__WHAT YOU HAVE TO DO__: Return every record below exactly as written, but leave out the pictures.

= = = =

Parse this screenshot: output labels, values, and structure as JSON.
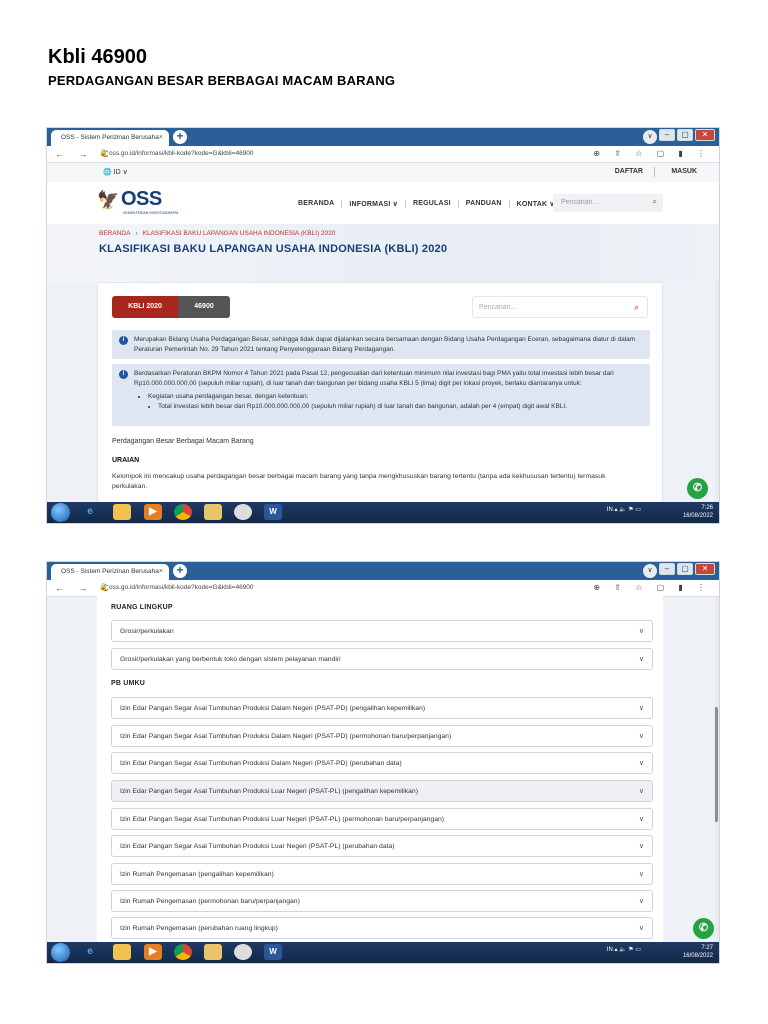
{
  "doc": {
    "title": "Kbli 46900",
    "subtitle": "PERDAGANGAN BESAR BERBAGAI MACAM BARANG"
  },
  "browser": {
    "tab_title": "OSS - Sistem Perizinan Berusaha",
    "tab_close": "×",
    "new_tab": "+",
    "url": "oss.go.id/informasi/kbli-kode?kode=G&kbli=46900",
    "nav": "← → C",
    "addr_icons": "⊕ ⇪ ☆ ▢ ▮ ⋮",
    "win_buttons": [
      "–",
      "▢",
      "✕"
    ]
  },
  "site": {
    "lang": "ID",
    "daftar": "DAFTAR",
    "masuk": "MASUK",
    "logo_text": "OSS",
    "logo_tagline": "KEMENTERIAN INVESTASI/BKPM",
    "menu": [
      "BERANDA",
      "INFORMASI ∨",
      "REGULASI",
      "PANDUAN",
      "KONTAK ∨"
    ],
    "search_placeholder": "Pencarian...",
    "breadcrumb": [
      "BERANDA",
      "KLASIFIKASI BAKU LAPANGAN USAHA INDONESIA (KBLI) 2020"
    ],
    "hero_title": "KLASIFIKASI BAKU LAPANGAN USAHA INDONESIA (KBLI) 2020"
  },
  "card": {
    "pill_a": "KBLI 2020",
    "pill_b": "46900",
    "search_placeholder": "Pencarian...",
    "info1": "Merupakan Bidang Usaha Perdagangan Besar, sehingga tidak dapat dijalankan secara bersamaan dengan Bidang Usaha Perdagangan Eceran, sebagaimana diatur di dalam Peraturan Pemerintah No. 29 Tahun 2021 tentang Penyelenggaraan Bidang Perdagangan.",
    "info2": "Berdasarkan Peraturan BKPM Nomor 4 Tahun 2021 pada Pasal 12, pengecualian dari ketentuan minimum nilai investasi bagi PMA yaitu total investasi lebih besar dari Rp10.000.000.000,00 (sepuluh miliar rupiah), di luar tanah dan bangunan per bidang usaha KBLI 5 (lima) digit per lokasi proyek, berlaku diantaranya untuk:",
    "info2_b1": "Kegiatan usaha perdagangan besar, dengan ketentuan:",
    "info2_b2": "Total investasi lebih besar dari Rp10.000.000.000,00 (sepuluh miliar rupiah) di luar tanah dan bangunan, adalah per 4 (empat) digit awal KBLI.",
    "kbli_name": "Perdagangan Besar Berbagai Macam Barang",
    "uraian_h": "URAIAN",
    "uraian_t": "Kelompok ini mencakup usaha perdagangan besar berbagai macam barang yang tanpa mengkhususkan barang tertentu (tanpa ada kekhususan tertentu) termasuk perkulakan."
  },
  "taskbar": {
    "tray_lang": "IN",
    "shot1_time": "7:26",
    "shot1_date": "16/08/2022",
    "shot2_time": "7:27",
    "shot2_date": "16/08/2022",
    "word": "W"
  },
  "list": {
    "ruang_lingkup": "RUANG LINGKUP",
    "ruang_items": [
      "Grosir/perkulakan",
      "Grosir/perkulakan yang berbentuk toko dengan sistem pelayanan mandiri"
    ],
    "pb_umku": "PB UMKU",
    "pb_items": [
      "Izin Edar Pangan Segar Asal Tumbuhan Produksi Dalam Negeri (PSAT-PD) (pengalihan kepemilikan)",
      "Izin Edar Pangan Segar Asal Tumbuhan Produksi Dalam Negeri (PSAT-PD) (permohonan baru/perpanjangan)",
      "Izin Edar Pangan Segar Asal Tumbuhan Produksi Dalam Negeri (PSAT-PD) (perubahan data)",
      "Izin Edar Pangan Segar Asal Tumbuhan Produksi Luar Negeri (PSAT-PL) (pengalihan kepemilikan)",
      "Izin Edar Pangan Segar Asal Tumbuhan Produksi Luar Negeri (PSAT-PL) (permohonan baru/perpanjangan)",
      "Izin Edar Pangan Segar Asal Tumbuhan Produksi Luar Negeri (PSAT-PL) (perubahan data)",
      "Izin Rumah Pengemasan (pengalihan kepemilikan)",
      "Izin Rumah Pengemasan (permohonan baru/perpanjangan)",
      "Izin Rumah Pengemasan (perubahan ruang lingkup)"
    ]
  }
}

= = = =

__EXPECTED ANSWER__:
Parse this screenshot: output labels, values, and structure as JSON.
{
  "doc": {
    "title": "Kbli 46900",
    "subtitle": "PERDAGANGAN BESAR BERBAGAI MACAM BARANG"
  },
  "browser": {
    "tab_title": "OSS - Sistem Perizinan Berusaha",
    "tab_close": "×",
    "new_tab": "+",
    "url": "oss.go.id/informasi/kbli-kode?kode=G&kbli=46900",
    "nav": "← → C",
    "addr_icons": "⊕ ⇪ ☆ ▢ ▮ ⋮",
    "win_buttons": [
      "–",
      "▢",
      "✕"
    ]
  },
  "site": {
    "lang": "ID",
    "daftar": "DAFTAR",
    "masuk": "MASUK",
    "logo_text": "OSS",
    "logo_tagline": "KEMENTERIAN INVESTASI/BKPM",
    "menu": [
      "BERANDA",
      "INFORMASI ∨",
      "REGULASI",
      "PANDUAN",
      "KONTAK ∨"
    ],
    "search_placeholder": "Pencarian...",
    "breadcrumb": [
      "BERANDA",
      "KLASIFIKASI BAKU LAPANGAN USAHA INDONESIA (KBLI) 2020"
    ],
    "hero_title": "KLASIFIKASI BAKU LAPANGAN USAHA INDONESIA (KBLI) 2020"
  },
  "card": {
    "pill_a": "KBLI 2020",
    "pill_b": "46900",
    "search_placeholder": "Pencarian...",
    "info1": "Merupakan Bidang Usaha Perdagangan Besar, sehingga tidak dapat dijalankan secara bersamaan dengan Bidang Usaha Perdagangan Eceran, sebagaimana diatur di dalam Peraturan Pemerintah No. 29 Tahun 2021 tentang Penyelenggaraan Bidang Perdagangan.",
    "info2": "Berdasarkan Peraturan BKPM Nomor 4 Tahun 2021 pada Pasal 12, pengecualian dari ketentuan minimum nilai investasi bagi PMA yaitu total investasi lebih besar dari Rp10.000.000.000,00 (sepuluh miliar rupiah), di luar tanah dan bangunan per bidang usaha KBLI 5 (lima) digit per lokasi proyek, berlaku diantaranya untuk:",
    "info2_b1": "Kegiatan usaha perdagangan besar, dengan ketentuan:",
    "info2_b2": "Total investasi lebih besar dari Rp10.000.000.000,00 (sepuluh miliar rupiah) di luar tanah dan bangunan, adalah per 4 (empat) digit awal KBLI.",
    "kbli_name": "Perdagangan Besar Berbagai Macam Barang",
    "uraian_h": "URAIAN",
    "uraian_t": "Kelompok ini mencakup usaha perdagangan besar berbagai macam barang yang tanpa mengkhususkan barang tertentu (tanpa ada kekhususan tertentu) termasuk perkulakan."
  },
  "taskbar": {
    "tray_lang": "IN",
    "shot1_time": "7:26",
    "shot1_date": "16/08/2022",
    "shot2_time": "7:27",
    "shot2_date": "16/08/2022",
    "word": "W"
  },
  "list": {
    "ruang_lingkup": "RUANG LINGKUP",
    "ruang_items": [
      "Grosir/perkulakan",
      "Grosir/perkulakan yang berbentuk toko dengan sistem pelayanan mandiri"
    ],
    "pb_umku": "PB UMKU",
    "pb_items": [
      "Izin Edar Pangan Segar Asal Tumbuhan Produksi Dalam Negeri (PSAT-PD) (pengalihan kepemilikan)",
      "Izin Edar Pangan Segar Asal Tumbuhan Produksi Dalam Negeri (PSAT-PD) (permohonan baru/perpanjangan)",
      "Izin Edar Pangan Segar Asal Tumbuhan Produksi Dalam Negeri (PSAT-PD) (perubahan data)",
      "Izin Edar Pangan Segar Asal Tumbuhan Produksi Luar Negeri (PSAT-PL) (pengalihan kepemilikan)",
      "Izin Edar Pangan Segar Asal Tumbuhan Produksi Luar Negeri (PSAT-PL) (permohonan baru/perpanjangan)",
      "Izin Edar Pangan Segar Asal Tumbuhan Produksi Luar Negeri (PSAT-PL) (perubahan data)",
      "Izin Rumah Pengemasan (pengalihan kepemilikan)",
      "Izin Rumah Pengemasan (permohonan baru/perpanjangan)",
      "Izin Rumah Pengemasan (perubahan ruang lingkup)"
    ]
  }
}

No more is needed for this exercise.